— BEGIN RECORDED INFORMATION —
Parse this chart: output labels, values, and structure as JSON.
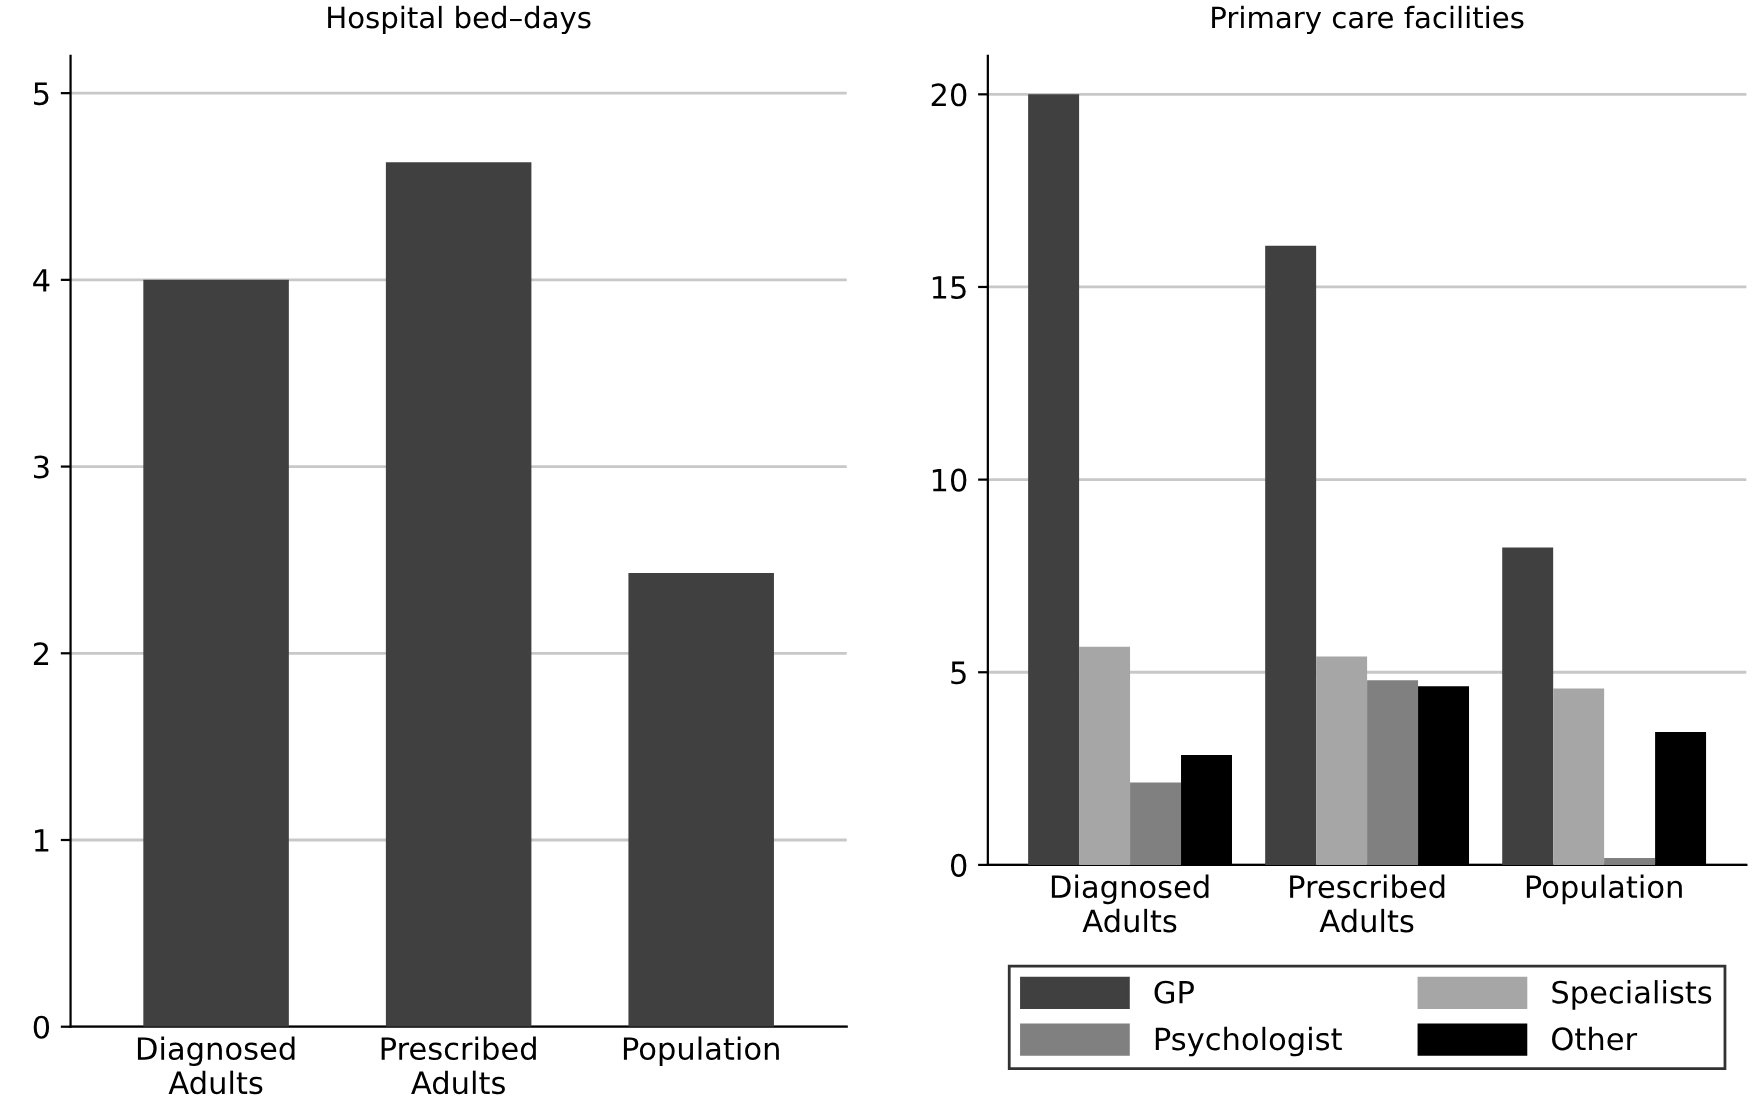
{
  "chart_data": [
    {
      "type": "bar",
      "title": "Hospital bed–days",
      "categories": [
        "Diagnosed\nAdults",
        "Prescribed\nAdults",
        "Population"
      ],
      "values": [
        4.0,
        4.63,
        2.43
      ],
      "color": "#404040",
      "ylim": [
        0,
        5.2
      ],
      "yticks": [
        0,
        1,
        2,
        3,
        4,
        5
      ],
      "grid": "y",
      "legend": false
    },
    {
      "type": "bar",
      "title": "Primary care facilities",
      "categories": [
        "Diagnosed\nAdults",
        "Prescribed\nAdults",
        "Population"
      ],
      "series": [
        {
          "name": "GP",
          "color": "#404040",
          "values": [
            20.0,
            16.07,
            8.24
          ]
        },
        {
          "name": "Specialists",
          "color": "#a6a6a6",
          "values": [
            5.66,
            5.41,
            4.58
          ]
        },
        {
          "name": "Psychologist",
          "color": "#808080",
          "values": [
            2.14,
            4.79,
            0.18
          ]
        },
        {
          "name": "Other",
          "color": "#000000",
          "values": [
            2.85,
            4.64,
            3.45
          ]
        }
      ],
      "ylim": [
        0,
        21
      ],
      "yticks": [
        0,
        5,
        10,
        15,
        20
      ],
      "grid": "y",
      "legend": "bottom"
    }
  ]
}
— END RECORDED INFORMATION —
STATED PROBLEM: Scan the data for the word "title" and copy every line where it shows up.

EXERCISE OUTPUT:
      "title": "Hospital bed–days",
      "title": "Primary care facilities",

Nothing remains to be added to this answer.